## Task brief
Begin with the line that contains "Convert this document image to plain text." and transcribe each line after it, up to and including the last line of the listing below.
===== Given data
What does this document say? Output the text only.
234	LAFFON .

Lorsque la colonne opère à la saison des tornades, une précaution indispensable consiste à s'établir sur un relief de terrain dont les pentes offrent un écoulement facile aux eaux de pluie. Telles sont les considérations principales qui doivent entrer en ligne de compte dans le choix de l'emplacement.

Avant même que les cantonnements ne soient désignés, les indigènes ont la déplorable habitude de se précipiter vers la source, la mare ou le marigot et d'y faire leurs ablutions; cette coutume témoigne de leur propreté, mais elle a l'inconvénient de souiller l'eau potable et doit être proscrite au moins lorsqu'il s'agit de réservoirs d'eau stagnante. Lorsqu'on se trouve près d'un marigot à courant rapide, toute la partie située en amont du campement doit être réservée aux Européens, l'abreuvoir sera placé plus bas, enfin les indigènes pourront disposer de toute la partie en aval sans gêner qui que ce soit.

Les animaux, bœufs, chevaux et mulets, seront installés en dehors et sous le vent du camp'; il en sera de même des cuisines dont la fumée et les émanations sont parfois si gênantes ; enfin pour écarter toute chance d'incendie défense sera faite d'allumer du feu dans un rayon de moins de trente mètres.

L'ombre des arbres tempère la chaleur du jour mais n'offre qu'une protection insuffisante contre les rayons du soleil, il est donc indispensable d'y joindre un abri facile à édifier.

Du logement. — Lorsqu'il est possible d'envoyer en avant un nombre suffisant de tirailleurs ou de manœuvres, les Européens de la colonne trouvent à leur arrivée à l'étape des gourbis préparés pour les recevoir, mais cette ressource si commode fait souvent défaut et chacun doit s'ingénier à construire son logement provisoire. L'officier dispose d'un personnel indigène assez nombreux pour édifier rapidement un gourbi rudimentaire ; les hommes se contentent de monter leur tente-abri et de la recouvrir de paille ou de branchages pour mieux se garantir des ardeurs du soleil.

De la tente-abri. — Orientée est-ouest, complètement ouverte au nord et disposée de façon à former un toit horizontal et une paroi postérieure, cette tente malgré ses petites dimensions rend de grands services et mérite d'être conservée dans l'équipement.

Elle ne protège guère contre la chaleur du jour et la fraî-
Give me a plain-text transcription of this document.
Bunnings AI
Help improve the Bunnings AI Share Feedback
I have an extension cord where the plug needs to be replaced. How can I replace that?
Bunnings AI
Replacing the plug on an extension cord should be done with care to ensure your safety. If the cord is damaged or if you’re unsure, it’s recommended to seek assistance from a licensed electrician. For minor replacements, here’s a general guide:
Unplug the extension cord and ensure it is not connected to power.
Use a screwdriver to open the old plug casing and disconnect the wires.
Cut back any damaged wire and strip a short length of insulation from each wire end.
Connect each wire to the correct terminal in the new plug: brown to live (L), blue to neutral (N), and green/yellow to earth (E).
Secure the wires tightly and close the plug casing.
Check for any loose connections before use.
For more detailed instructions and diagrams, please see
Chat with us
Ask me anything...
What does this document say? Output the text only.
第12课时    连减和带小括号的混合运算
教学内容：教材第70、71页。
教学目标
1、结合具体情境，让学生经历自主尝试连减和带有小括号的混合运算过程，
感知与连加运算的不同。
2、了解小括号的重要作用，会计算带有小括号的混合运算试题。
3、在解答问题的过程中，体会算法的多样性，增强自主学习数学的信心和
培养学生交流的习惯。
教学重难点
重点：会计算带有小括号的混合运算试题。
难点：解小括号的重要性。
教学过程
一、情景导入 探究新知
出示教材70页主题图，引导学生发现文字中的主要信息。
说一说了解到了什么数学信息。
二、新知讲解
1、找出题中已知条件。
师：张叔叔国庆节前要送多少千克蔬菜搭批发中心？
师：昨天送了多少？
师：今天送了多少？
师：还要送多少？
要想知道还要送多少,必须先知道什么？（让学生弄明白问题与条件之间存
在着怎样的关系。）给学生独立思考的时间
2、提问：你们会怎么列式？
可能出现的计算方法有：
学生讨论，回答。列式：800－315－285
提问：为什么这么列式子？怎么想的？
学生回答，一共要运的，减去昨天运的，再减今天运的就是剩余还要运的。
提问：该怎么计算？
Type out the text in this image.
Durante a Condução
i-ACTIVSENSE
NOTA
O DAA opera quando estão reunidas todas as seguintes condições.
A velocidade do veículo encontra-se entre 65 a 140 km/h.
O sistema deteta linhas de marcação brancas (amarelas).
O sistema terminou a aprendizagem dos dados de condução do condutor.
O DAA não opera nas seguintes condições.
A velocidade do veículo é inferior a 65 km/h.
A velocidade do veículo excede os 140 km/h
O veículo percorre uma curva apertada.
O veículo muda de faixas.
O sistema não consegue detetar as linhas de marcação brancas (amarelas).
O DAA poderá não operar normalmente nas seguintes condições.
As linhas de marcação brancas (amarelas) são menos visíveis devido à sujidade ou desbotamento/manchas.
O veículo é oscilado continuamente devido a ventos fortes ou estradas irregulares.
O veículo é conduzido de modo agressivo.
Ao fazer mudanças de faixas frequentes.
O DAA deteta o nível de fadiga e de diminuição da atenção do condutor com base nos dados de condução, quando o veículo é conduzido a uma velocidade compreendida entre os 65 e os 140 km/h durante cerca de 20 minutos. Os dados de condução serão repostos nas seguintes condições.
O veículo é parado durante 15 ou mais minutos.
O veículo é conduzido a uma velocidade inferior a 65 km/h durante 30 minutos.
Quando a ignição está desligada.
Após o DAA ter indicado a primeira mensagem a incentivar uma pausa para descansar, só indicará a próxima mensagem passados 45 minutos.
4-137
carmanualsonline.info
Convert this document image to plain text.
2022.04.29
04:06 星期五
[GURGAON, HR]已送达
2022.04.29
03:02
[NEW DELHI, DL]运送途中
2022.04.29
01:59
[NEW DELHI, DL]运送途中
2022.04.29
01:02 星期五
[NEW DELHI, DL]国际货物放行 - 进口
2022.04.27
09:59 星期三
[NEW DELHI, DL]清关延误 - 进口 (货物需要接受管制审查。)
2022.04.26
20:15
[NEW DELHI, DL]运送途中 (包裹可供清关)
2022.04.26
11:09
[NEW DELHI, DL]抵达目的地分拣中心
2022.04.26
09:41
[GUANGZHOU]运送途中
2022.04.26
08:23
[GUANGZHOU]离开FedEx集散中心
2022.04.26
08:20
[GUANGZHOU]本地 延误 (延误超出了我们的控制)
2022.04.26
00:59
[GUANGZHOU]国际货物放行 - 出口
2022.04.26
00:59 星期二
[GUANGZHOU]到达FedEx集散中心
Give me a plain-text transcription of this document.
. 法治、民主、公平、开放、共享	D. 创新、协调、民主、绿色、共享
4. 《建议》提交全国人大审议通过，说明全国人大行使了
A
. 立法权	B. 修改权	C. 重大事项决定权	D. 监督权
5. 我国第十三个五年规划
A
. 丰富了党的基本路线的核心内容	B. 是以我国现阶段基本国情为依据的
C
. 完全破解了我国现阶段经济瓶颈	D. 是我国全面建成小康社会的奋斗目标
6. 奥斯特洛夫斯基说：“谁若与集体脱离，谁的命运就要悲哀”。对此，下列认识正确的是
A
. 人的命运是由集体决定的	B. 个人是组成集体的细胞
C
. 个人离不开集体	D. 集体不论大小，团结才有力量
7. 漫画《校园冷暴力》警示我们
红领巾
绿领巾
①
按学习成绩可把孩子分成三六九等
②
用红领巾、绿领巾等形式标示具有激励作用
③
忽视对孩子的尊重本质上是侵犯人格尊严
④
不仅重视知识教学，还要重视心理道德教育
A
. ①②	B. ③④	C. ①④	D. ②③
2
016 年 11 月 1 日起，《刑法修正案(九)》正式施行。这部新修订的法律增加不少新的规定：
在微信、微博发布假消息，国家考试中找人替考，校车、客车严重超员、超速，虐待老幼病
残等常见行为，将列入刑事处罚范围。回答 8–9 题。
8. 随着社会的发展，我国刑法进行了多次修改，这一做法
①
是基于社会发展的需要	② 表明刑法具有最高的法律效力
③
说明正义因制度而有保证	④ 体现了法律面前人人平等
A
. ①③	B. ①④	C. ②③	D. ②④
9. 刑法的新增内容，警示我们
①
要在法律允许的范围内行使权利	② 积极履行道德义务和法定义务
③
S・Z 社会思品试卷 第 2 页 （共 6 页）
==========
## Completed exercise
Convert this document image to plain text.
2022.04.29
04:06 星期五
[GURGAON, HR]已送达
2022.04.29
03:02
[NEW DELHI, DL]运送途中
2022.04.29
01:59
[NEW DELHI, DL]运送途中
2022.04.29
01:02 星期五
[NEW DELHI, DL]国际货物放行 - 进口
2022.04.27
09:59 星期三
[NEW DELHI, DL]清关延误 - 进口 (货物需要接受管制审查。)
2022.04.26
20:15
[NEW DELHI, DL]运送途中 (包裹可供清关)
2022.04.26
11:09
[NEW DELHI, DL]抵达目的地分拣中心
2022.04.26
09:41
[GUANGZHOU]运送途中
2022.04.26
08:23
[GUANGZHOU]离开FedEx集散中心
2022.04.26
08:20
[GUANGZHOU]本地 延误 (延误超出了我们的控制)
2022.04.26
00:59
[GUANGZHOU]国际货物放行 - 出口
2022.04.26
00:59 星期二
[GUANGZHOU]到达FedEx集散中心
Give me a plain-text transcription of this document.
. 法治、民主、公平、开放、共享	D. 创新、协调、民主、绿色、共享
4. 《建议》提交全国人大审议通过，说明全国人大行使了
A
. 立法权	B. 修改权	C. 重大事项决定权	D. 监督权
5. 我国第十三个五年规划
A
. 丰富了党的基本路线的核心内容	B. 是以我国现阶段基本国情为依据的
C
. 完全破解了我国现阶段经济瓶颈	D. 是我国全面建成小康社会的奋斗目标
6. 奥斯特洛夫斯基说：“谁若与集体脱离，谁的命运就要悲哀”。对此，下列认识正确的是
A
. 人的命运是由集体决定的	B. 个人是组成集体的细胞
C
. 个人离不开集体	D. 集体不论大小，团结才有力量
7. 漫画《校园冷暴力》警示我们
红领巾
绿领巾
①
按学习成绩可把孩子分成三六九等
②
用红领巾、绿领巾等形式标示具有激励作用
③
忽视对孩子的尊重本质上是侵犯人格尊严
④
不仅重视知识教学，还要重视心理道德教育
A
. ①②	B. ③④	C. ①④	D. ②③
2
016 年 11 月 1 日起，《刑法修正案(九)》正式施行。这部新修订的法律增加不少新的规定：
在微信、微博发布假消息，国家考试中找人替考，校车、客车严重超员、超速，虐待老幼病
残等常见行为，将列入刑事处罚范围。回答 8–9 题。
8. 随着社会的发展，我国刑法进行了多次修改，这一做法
①
是基于社会发展的需要	② 表明刑法具有最高的法律效力
③
说明正义因制度而有保证	④ 体现了法律面前人人平等
A
. ①③	B. ①④	C. ②③	D. ②④
9. 刑法的新增内容，警示我们
①
要在法律允许的范围内行使权利	② 积极履行道德义务和法定义务
③
S・Z 社会思品试卷 第 2 页 （共 6 页）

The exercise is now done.